(Records excerpted from a collection)
--

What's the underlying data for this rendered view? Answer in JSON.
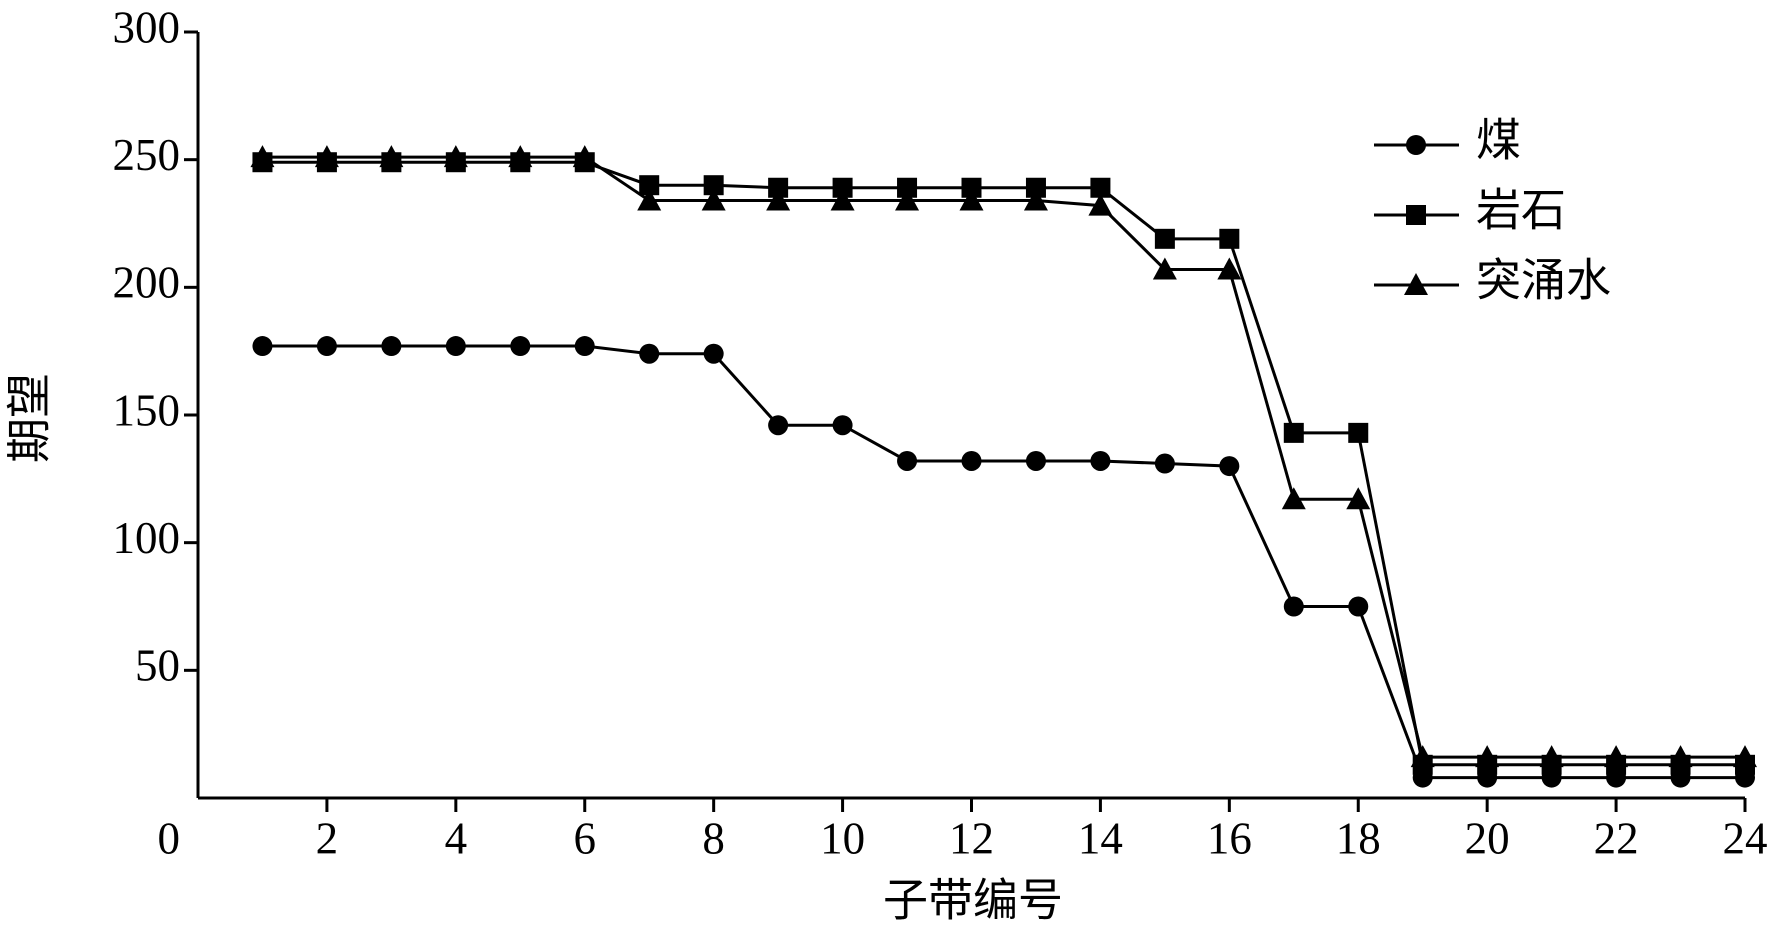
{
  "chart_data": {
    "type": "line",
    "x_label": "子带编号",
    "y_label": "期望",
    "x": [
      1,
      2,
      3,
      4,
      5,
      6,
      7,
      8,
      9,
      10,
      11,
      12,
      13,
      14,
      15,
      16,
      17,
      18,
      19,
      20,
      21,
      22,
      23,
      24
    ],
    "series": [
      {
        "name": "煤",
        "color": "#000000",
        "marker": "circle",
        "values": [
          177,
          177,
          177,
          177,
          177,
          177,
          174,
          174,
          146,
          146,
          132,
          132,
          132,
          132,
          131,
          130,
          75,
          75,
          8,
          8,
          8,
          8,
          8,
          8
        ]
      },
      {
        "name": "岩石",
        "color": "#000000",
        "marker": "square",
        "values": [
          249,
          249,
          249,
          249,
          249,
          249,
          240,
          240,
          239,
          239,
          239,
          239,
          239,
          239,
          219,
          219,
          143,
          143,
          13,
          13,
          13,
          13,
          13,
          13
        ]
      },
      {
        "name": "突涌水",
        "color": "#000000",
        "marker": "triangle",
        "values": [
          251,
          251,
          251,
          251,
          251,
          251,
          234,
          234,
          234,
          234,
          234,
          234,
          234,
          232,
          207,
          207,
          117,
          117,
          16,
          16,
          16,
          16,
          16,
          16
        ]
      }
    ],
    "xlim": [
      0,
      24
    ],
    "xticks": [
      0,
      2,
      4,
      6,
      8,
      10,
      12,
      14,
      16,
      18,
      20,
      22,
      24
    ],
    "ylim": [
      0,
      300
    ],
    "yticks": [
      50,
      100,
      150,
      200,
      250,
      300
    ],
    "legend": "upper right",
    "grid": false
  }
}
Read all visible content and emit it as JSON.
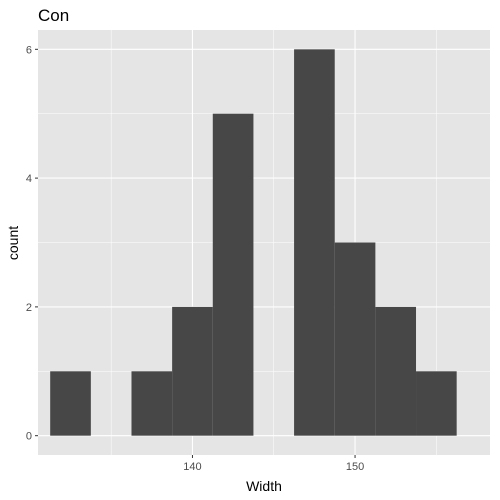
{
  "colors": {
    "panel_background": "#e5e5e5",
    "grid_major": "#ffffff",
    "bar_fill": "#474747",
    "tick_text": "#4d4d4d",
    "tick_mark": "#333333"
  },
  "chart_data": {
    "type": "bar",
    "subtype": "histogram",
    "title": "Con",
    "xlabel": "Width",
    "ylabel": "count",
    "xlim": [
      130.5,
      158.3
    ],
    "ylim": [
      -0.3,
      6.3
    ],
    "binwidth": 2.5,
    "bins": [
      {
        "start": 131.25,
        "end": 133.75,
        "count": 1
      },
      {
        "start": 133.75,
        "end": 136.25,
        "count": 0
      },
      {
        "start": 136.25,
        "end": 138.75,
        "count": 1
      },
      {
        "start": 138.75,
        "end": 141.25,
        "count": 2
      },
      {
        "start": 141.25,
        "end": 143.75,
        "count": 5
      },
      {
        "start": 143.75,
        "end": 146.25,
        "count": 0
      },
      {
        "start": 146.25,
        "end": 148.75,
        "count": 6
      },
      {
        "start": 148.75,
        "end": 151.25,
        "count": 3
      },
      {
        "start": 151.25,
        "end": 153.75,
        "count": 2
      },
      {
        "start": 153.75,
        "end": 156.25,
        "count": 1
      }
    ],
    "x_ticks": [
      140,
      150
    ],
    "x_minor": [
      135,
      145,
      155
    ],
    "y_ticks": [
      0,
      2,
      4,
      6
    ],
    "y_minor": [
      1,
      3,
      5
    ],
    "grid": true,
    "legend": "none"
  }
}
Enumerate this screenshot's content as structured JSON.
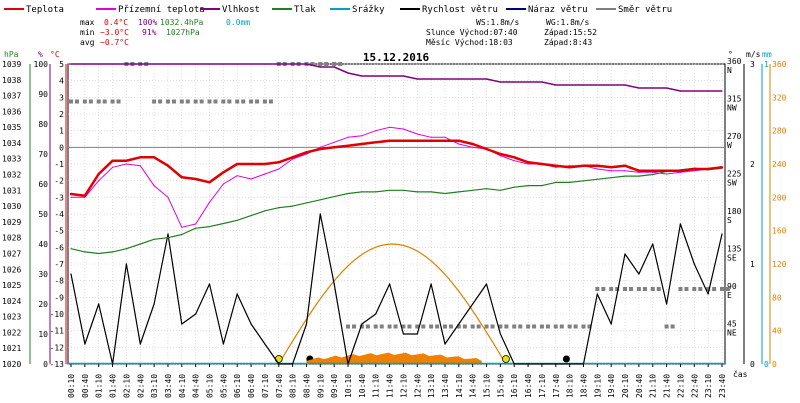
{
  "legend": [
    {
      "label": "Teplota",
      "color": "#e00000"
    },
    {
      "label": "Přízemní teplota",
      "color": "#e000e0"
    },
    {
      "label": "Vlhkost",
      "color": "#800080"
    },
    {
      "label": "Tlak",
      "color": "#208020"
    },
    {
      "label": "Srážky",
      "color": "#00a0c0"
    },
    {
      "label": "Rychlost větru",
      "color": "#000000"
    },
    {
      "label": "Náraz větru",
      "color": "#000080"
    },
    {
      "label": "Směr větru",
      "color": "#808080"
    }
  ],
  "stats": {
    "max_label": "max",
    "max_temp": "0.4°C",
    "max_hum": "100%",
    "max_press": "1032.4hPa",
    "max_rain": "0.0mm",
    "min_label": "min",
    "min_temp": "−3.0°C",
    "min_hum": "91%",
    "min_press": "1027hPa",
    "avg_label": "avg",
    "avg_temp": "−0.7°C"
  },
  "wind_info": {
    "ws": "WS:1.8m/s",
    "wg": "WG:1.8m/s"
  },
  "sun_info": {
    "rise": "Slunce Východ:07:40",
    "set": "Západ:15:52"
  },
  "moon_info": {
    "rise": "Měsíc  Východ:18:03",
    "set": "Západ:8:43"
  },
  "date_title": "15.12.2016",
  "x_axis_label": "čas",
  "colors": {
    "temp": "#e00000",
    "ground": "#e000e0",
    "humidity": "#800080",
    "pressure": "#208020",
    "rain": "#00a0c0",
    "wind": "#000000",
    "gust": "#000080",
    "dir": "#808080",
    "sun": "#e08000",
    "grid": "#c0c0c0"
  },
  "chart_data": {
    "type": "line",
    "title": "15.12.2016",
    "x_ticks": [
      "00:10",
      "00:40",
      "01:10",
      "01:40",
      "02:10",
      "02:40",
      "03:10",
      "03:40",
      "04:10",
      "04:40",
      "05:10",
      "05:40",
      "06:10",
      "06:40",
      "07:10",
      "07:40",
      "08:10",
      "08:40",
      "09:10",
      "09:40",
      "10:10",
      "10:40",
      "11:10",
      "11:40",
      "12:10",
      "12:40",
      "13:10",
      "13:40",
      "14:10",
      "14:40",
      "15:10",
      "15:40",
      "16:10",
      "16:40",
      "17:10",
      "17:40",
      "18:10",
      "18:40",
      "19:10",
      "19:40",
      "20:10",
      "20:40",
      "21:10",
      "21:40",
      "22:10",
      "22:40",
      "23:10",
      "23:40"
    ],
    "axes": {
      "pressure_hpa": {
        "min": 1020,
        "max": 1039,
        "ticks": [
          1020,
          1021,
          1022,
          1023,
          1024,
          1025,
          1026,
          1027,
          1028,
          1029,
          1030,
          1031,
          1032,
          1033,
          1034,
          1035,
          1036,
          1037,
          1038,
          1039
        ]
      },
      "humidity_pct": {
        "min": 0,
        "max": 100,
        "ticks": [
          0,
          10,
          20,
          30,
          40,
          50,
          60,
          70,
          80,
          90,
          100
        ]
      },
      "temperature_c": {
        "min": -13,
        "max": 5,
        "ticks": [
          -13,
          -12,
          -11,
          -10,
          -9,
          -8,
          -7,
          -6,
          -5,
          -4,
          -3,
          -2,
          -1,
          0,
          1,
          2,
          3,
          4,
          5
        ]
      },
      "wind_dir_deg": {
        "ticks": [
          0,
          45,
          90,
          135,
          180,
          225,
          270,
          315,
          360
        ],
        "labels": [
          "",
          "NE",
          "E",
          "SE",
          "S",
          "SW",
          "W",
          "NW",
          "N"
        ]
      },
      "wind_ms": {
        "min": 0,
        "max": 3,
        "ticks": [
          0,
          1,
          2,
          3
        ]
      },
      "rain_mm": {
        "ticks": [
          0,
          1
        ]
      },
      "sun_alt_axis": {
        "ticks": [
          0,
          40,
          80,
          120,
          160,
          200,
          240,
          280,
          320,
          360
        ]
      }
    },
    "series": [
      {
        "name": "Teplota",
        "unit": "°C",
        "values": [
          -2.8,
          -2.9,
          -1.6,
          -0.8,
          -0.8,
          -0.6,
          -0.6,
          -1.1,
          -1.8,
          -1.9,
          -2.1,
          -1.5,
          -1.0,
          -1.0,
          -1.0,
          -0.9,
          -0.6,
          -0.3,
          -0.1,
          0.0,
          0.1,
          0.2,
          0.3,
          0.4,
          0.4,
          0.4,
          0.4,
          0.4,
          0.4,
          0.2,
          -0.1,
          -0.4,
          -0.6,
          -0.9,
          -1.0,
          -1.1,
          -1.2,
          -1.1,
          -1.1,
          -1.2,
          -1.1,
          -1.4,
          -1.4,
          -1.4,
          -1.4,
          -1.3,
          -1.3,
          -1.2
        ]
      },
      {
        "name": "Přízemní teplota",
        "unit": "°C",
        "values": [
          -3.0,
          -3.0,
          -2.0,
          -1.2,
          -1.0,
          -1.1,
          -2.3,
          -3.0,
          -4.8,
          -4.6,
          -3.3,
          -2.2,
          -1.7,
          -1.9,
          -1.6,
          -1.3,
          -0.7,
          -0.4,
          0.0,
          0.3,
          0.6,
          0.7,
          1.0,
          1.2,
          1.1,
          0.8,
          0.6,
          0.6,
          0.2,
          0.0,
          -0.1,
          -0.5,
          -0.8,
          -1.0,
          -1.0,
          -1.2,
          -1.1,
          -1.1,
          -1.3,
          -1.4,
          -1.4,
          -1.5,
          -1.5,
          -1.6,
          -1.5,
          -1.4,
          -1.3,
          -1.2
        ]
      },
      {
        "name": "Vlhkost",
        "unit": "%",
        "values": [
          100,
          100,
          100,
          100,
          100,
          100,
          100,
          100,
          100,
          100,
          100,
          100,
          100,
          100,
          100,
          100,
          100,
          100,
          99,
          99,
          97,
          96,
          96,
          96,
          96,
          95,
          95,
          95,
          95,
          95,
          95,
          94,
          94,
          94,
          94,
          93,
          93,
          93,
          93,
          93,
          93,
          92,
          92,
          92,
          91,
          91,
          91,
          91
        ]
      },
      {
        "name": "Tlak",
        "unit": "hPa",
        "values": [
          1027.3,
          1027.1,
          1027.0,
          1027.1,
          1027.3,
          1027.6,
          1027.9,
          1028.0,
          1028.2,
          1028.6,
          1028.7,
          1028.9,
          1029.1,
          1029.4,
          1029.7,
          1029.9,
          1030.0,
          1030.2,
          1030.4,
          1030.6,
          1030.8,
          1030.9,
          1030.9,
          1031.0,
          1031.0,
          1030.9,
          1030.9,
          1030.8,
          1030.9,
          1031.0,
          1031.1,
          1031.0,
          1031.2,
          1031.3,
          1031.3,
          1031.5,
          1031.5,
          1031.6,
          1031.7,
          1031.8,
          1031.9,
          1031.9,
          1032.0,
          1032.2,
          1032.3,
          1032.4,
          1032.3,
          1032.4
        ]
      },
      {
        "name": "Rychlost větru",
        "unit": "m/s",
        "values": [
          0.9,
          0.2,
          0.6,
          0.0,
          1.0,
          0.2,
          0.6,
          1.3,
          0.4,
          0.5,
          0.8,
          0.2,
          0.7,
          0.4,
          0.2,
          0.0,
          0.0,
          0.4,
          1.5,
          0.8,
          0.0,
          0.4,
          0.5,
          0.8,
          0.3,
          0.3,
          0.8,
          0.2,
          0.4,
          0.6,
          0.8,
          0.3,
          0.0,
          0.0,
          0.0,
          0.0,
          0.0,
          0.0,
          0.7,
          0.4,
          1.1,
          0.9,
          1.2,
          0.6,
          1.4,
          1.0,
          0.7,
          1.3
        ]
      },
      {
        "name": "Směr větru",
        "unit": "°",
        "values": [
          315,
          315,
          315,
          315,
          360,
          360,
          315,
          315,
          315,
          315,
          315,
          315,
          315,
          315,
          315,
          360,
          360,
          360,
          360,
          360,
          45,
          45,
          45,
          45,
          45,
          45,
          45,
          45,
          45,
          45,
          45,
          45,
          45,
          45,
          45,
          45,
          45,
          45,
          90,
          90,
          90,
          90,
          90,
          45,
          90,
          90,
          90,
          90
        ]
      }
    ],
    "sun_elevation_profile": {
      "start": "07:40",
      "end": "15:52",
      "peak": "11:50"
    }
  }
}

--

• Written request: Scan the lines for the string "rise". Pick out every line that has it.

• Result of the exercise:
    "rise": "Slunce Východ:07:40",
    "rise": "Měsíc  Východ:18:03",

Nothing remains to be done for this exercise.